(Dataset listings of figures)

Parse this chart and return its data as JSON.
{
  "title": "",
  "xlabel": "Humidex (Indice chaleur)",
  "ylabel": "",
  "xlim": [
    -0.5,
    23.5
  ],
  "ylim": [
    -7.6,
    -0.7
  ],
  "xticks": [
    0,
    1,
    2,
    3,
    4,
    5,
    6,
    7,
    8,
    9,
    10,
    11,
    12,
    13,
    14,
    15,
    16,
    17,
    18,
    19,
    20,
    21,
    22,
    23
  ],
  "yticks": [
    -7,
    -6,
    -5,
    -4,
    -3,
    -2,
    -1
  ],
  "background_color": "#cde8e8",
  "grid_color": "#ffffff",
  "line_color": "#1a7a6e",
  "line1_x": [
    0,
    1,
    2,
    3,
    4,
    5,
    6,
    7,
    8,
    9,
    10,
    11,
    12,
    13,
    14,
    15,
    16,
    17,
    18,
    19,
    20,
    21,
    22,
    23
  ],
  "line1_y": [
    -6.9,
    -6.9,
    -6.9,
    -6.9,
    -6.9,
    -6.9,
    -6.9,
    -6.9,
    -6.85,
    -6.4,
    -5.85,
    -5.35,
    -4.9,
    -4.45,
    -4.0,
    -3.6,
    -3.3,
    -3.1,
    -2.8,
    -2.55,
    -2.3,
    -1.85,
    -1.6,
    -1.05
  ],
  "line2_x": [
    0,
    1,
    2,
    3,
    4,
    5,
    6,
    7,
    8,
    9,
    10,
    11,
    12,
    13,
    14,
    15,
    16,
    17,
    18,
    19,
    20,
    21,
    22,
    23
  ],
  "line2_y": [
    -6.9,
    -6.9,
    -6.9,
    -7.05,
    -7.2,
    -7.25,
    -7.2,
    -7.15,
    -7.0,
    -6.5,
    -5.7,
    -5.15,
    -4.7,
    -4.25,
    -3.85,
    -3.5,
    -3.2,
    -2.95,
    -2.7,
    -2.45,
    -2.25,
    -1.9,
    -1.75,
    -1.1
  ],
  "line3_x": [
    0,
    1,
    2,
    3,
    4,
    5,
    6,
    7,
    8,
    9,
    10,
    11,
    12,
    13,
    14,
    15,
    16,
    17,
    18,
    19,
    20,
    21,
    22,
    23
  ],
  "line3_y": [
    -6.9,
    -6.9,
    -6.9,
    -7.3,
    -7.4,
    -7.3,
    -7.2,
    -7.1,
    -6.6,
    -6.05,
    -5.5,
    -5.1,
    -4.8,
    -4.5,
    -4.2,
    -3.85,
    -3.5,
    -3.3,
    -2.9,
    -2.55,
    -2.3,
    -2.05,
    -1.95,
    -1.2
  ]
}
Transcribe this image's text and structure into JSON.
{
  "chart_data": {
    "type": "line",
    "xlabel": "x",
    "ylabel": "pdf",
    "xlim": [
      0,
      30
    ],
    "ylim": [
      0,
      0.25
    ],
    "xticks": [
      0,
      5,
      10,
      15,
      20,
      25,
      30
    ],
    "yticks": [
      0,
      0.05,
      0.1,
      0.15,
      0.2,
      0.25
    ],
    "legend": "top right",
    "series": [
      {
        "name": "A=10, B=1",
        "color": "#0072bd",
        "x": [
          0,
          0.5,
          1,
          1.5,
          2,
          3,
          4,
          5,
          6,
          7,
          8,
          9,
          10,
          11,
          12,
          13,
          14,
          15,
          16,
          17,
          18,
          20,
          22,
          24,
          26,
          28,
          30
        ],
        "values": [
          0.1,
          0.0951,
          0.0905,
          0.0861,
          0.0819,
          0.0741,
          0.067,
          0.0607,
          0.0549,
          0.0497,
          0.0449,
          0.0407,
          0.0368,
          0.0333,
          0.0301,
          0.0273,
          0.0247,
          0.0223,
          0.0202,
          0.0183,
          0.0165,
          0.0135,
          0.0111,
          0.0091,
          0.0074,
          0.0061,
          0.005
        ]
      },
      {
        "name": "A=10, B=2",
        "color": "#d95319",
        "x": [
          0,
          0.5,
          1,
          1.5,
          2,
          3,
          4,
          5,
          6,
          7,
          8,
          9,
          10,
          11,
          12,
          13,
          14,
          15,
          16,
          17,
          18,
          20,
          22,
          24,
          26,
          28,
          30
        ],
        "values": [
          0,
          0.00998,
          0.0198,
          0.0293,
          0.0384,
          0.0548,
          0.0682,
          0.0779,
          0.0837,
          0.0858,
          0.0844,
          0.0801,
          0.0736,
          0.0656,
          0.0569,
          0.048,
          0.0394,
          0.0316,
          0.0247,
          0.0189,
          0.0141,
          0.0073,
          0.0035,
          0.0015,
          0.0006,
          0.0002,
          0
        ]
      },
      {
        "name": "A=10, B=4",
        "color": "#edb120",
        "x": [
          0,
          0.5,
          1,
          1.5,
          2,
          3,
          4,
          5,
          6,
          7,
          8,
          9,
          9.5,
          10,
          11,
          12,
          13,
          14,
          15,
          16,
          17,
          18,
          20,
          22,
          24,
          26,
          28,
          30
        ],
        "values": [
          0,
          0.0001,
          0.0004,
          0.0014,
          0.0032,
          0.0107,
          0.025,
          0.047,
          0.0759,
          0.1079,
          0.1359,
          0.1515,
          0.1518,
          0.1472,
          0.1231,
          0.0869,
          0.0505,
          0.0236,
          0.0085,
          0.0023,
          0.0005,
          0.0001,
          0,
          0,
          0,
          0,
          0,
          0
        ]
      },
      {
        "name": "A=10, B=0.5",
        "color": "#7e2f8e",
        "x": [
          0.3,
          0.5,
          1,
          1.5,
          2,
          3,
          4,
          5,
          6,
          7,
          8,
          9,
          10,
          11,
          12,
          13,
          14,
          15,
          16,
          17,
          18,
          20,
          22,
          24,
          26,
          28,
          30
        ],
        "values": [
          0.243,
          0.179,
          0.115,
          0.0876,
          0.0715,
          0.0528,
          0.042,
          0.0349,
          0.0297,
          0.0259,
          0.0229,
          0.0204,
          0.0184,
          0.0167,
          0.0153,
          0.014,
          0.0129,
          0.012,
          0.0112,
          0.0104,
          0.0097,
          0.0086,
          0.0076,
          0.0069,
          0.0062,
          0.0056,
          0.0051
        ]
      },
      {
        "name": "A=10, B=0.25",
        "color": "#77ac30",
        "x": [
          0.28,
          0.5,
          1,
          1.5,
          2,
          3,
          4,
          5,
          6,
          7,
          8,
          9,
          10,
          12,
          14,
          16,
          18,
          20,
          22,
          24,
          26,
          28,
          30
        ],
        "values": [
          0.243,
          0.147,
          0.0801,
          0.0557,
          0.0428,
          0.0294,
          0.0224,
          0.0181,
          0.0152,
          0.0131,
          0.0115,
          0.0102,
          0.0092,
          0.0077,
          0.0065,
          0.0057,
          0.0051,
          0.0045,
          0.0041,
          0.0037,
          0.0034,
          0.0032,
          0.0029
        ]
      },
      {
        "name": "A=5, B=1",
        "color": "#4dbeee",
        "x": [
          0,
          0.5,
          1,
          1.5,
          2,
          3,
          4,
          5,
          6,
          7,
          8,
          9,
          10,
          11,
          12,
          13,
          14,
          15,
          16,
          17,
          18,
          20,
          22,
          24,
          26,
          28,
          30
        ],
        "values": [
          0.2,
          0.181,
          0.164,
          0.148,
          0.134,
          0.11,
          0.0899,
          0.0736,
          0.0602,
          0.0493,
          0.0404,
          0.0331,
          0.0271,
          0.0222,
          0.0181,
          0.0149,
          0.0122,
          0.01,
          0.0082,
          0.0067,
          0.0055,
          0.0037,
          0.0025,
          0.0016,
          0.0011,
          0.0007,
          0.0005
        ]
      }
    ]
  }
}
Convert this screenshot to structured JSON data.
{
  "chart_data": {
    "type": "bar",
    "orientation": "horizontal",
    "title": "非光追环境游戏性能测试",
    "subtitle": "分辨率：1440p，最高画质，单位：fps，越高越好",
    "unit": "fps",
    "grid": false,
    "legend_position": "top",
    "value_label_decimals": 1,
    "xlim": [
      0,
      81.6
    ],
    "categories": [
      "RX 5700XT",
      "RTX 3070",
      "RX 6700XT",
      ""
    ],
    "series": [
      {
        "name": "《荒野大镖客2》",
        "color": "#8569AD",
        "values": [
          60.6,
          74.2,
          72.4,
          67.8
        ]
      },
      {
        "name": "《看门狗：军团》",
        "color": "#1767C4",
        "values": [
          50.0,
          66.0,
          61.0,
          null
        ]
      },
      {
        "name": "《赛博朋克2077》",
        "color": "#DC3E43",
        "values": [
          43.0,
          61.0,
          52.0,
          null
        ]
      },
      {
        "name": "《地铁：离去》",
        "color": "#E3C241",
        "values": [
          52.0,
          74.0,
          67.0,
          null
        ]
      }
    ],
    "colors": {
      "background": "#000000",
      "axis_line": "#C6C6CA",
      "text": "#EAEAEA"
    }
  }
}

● REQUIRED WORK
Identify the lines of the entries containing the string "name". Copy each such line.

● RESULT OF THIS EXERCISE
        "name": "A=10, B=1",
        "name": "A=10, B=2",
        "name": "A=10, B=4",
        "name": "A=10, B=0.5",
        "name": "A=10, B=0.25",
        "name": "A=5, B=1",
        "name": "《荒野大镖客2》",
        "name": "《看门狗：军团》",
        "name": "《赛博朋克2077》",
        "name": "《地铁：离去》",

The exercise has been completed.